### Work instructions
Filter this data down to the lines that hold "корни", and copy them.

### Records for processing
○ ○ ○ ○ ○
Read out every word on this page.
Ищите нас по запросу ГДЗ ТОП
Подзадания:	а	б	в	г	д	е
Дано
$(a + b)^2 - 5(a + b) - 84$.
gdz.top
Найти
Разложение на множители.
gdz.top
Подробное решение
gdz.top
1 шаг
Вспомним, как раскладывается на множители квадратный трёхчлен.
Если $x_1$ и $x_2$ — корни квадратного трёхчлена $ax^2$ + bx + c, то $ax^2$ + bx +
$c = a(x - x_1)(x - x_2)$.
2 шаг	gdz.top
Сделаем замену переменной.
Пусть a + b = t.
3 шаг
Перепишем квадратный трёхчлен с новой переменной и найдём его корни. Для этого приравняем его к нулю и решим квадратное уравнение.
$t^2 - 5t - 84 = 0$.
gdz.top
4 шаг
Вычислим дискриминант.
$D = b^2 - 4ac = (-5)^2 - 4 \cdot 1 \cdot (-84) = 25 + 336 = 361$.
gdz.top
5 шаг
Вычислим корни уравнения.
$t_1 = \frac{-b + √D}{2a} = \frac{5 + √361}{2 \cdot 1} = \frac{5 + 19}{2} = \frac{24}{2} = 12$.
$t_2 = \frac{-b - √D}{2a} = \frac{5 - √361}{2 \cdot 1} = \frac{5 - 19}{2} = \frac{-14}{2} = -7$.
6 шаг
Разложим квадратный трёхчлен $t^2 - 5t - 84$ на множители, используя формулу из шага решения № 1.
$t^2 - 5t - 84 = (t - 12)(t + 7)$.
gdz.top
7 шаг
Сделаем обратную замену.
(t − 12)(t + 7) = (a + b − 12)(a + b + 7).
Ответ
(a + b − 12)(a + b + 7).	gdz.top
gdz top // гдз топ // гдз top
○ ○ ○ ○ ○
### Task response
Если $x_1$ и $x_2$ — корни квадратного трёхчлена $ax^2$ + bx + c, то $ax^2$ + bx +
Перепишем квадратный трёхчлен с новой переменной и найдём его корни. Для этого приравняем его к нулю и решим квадратное уравнение.
Вычислим корни уравнения.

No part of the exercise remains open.